### About this task:
A word-for-word copy of the records that follow is needed, with every picture omitted.
----- Data for analysis -----
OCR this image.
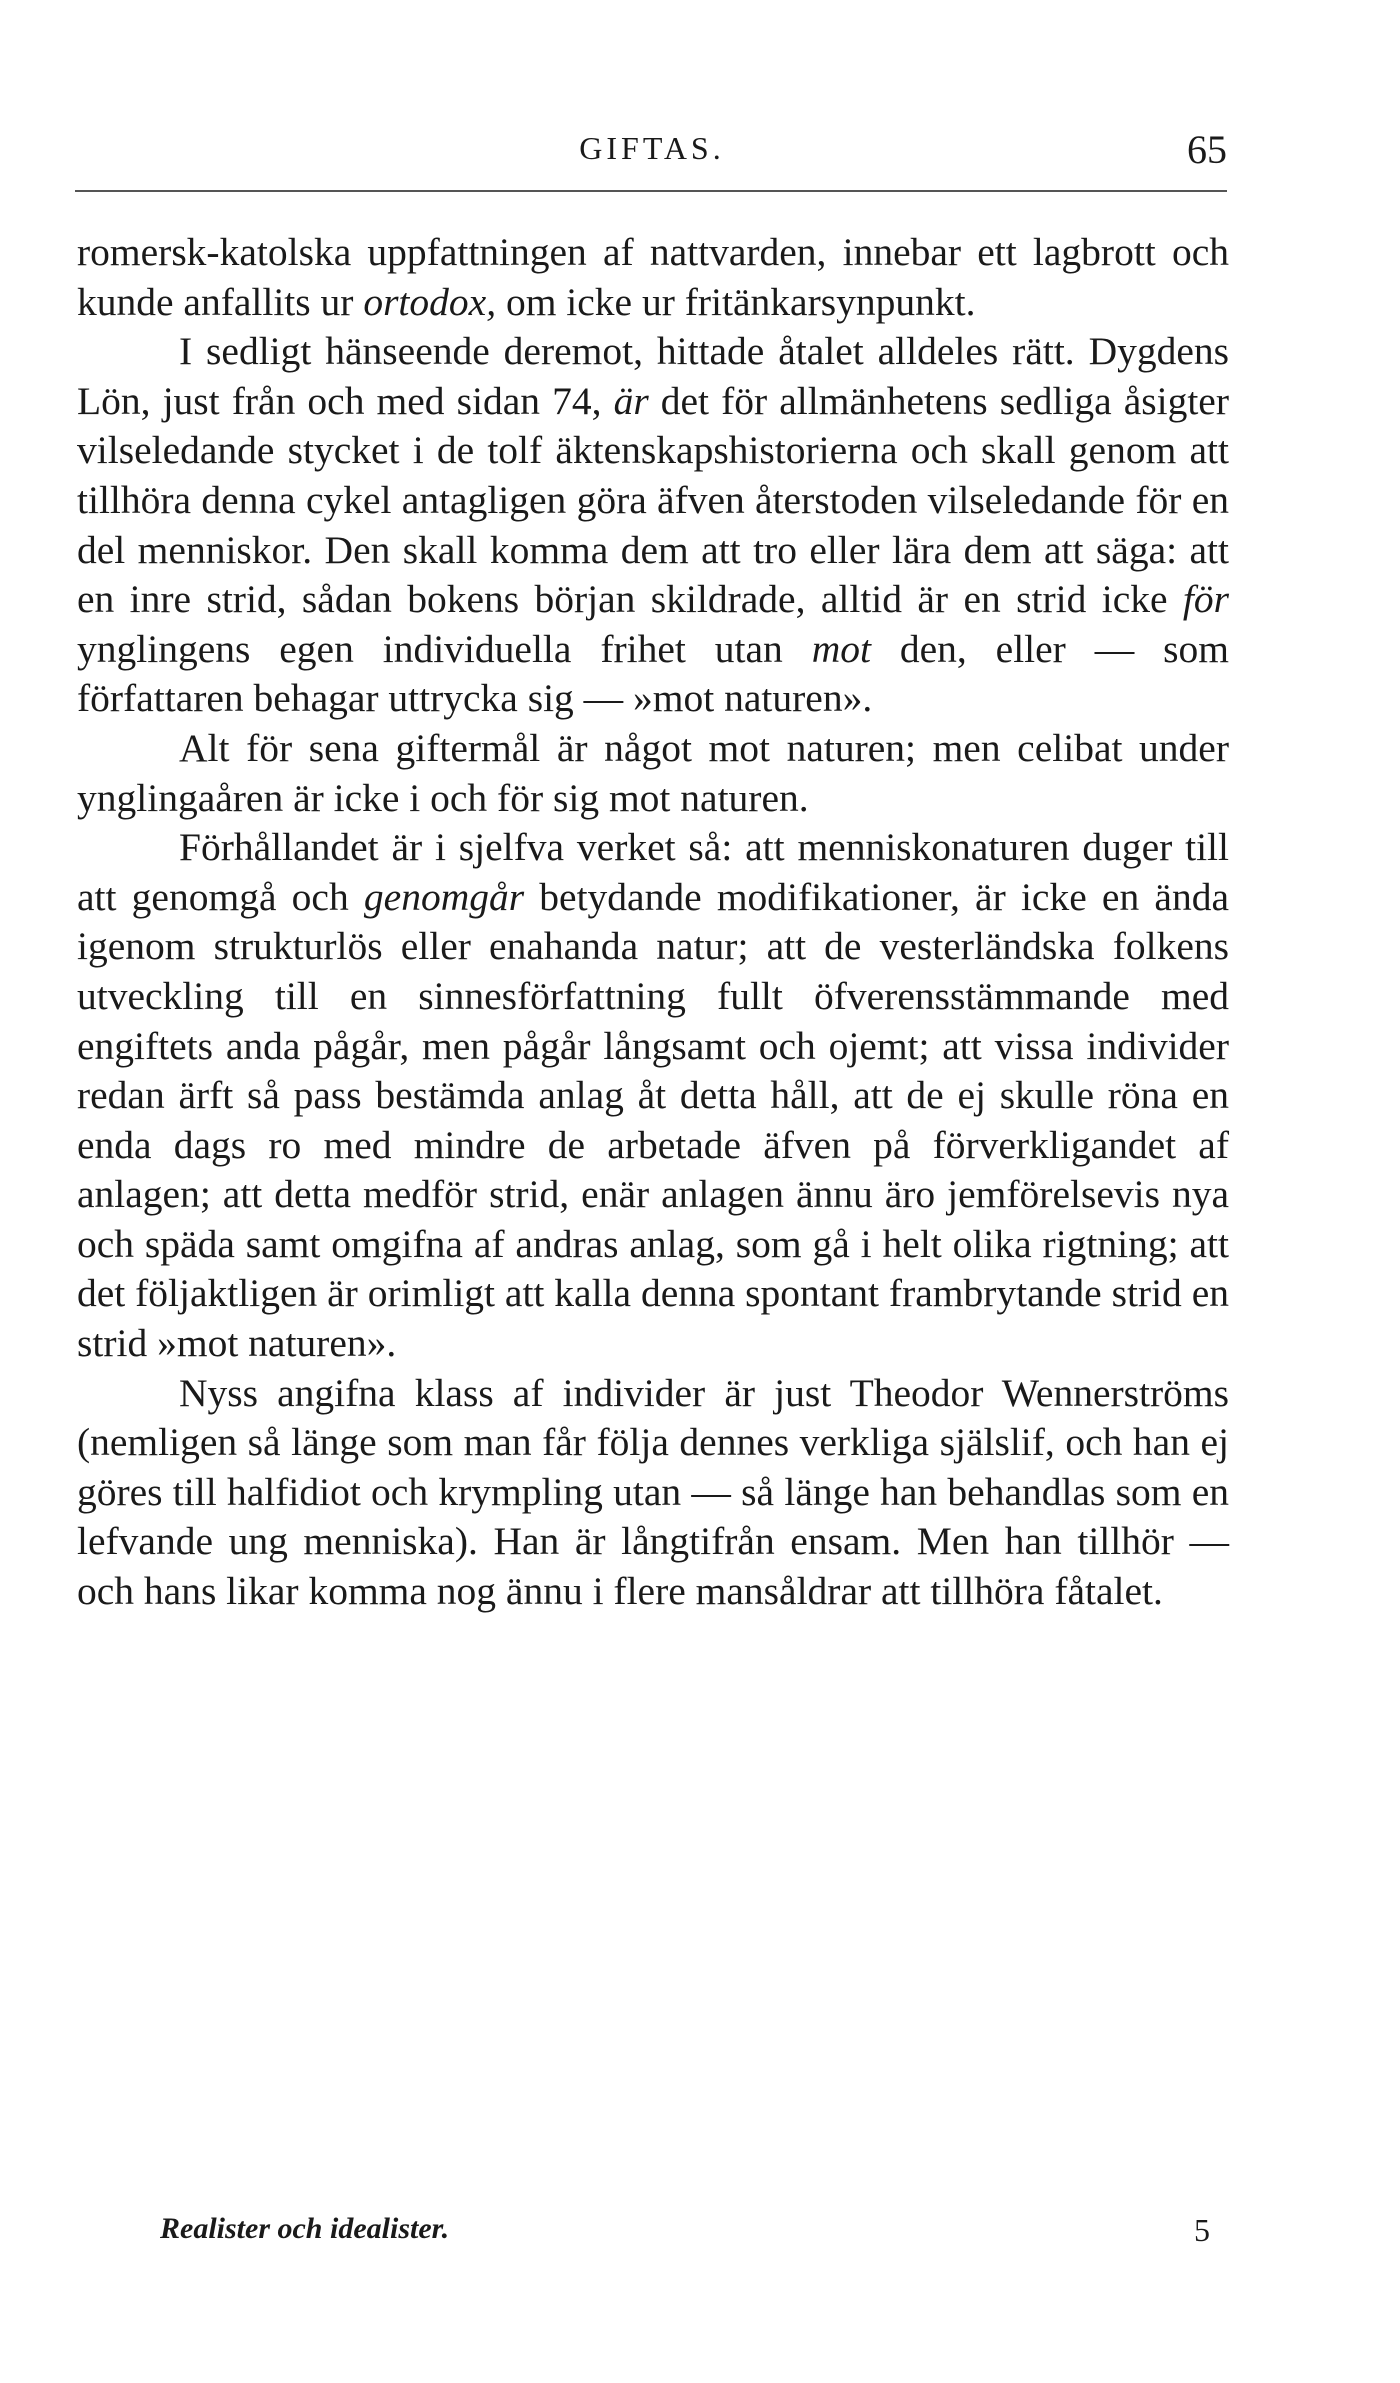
GIFTAS.	65

romersk-katolska uppfattningen af nattvarden, innebar ett lagbrott och kunde anfallits ur ortodox, om icke ur fritänkarsynpunkt.

I sedligt hänseende deremot, hittade åtalet alldeles rätt. Dygdens Lön, just från och med sidan 74, är det för allmänhetens sedliga åsigter vilseledande stycket i de tolf äktenskapshistorierna och skall genom att tillhöra denna cykel antagligen göra äfven återstoden vilseledande för en del menniskor. Den skall komma dem att tro eller lära dem att säga: att en inre strid, sådan bokens början skildrade, alltid är en strid icke för ynglingens egen individuella frihet utan mot den, eller — som författaren behagar uttrycka sig — »mot naturen».

Alt för sena giftermål är något mot naturen; men celibat under ynglingaåren är icke i och för sig mot naturen.

Förhållandet är i sjelfva verket så: att menniskonaturen duger till att genomgå och genomgår betydande modifikationer, är icke en ända igenom strukturlös eller enahanda natur; att de vesterländska folkens utveckling till en sinnesförfattning fullt öfverensstämmande med engiftets anda pågår, men pågår långsamt och ojemt; att vissa individer redan ärft så pass bestämda anlag åt detta håll, att de ej skulle röna en enda dags ro med mindre de arbetade äfven på förverkligandet af anlagen; att detta medför strid, enär anlagen ännu äro jemförelsevis nya och späda samt omgifna af andras anlag, som gå i helt olika rigtning; att det följaktligen är orimligt att kalla denna spontant frambrytande strid en strid »mot naturen».

Nyss angifna klass af individer är just Theodor Wennerströms (nemligen så länge som man får följa dennes verkliga själslif, och han ej göres till halfidiot och krympling utan — så länge han behandlas som en lefvande ung menniska). Han är långtifrån ensam. Men han tillhör — och hans likar komma nog ännu i flere mansåldrar att tillhöra fåtalet.

Realister och idealister.	5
-----
### Task answer:
OCR this image.
GIFTAS.	65

romersk-katolska uppfattningen af nattvarden, innebar ett lagbrott och kunde anfallits ur ortodox, om icke ur fritänkarsynpunkt.

I sedligt hänseende deremot, hittade åtalet alldeles rätt. Dygdens Lön, just från och med sidan 74, är det för allmänhetens sedliga åsigter vilseledande stycket i de tolf äktenskapshistorierna och skall genom att tillhöra denna cykel antagligen göra äfven återstoden vilseledande för en del menniskor. Den skall komma dem att tro eller lära dem att säga: att en inre strid, sådan bokens början skildrade, alltid är en strid icke för ynglingens egen individuella frihet utan mot den, eller — som författaren behagar uttrycka sig — »mot naturen».

Alt för sena giftermål är något mot naturen; men celibat under ynglingaåren är icke i och för sig mot naturen.

Förhållandet är i sjelfva verket så: att menniskonaturen duger till att genomgå och genomgår betydande modifikationer, är icke en ända igenom strukturlös eller enahanda natur; att de vesterländska folkens utveckling till en sinnesförfattning fullt öfverensstämmande med engiftets anda pågår, men pågår långsamt och ojemt; att vissa individer redan ärft så pass bestämda anlag åt detta håll, att de ej skulle röna en enda dags ro med mindre de arbetade äfven på förverkligandet af anlagen; att detta medför strid, enär anlagen ännu äro jemförelsevis nya och späda samt omgifna af andras anlag, som gå i helt olika rigtning; att det följaktligen är orimligt att kalla denna spontant frambrytande strid en strid »mot naturen».

Nyss angifna klass af individer är just Theodor Wennerströms (nemligen så länge som man får följa dennes verkliga själslif, och han ej göres till halfidiot och krympling utan — så länge han behandlas som en lefvande ung menniska). Han är långtifrån ensam. Men han tillhör — och hans likar komma nog ännu i flere mansåldrar att tillhöra fåtalet.

Realister och idealister.	5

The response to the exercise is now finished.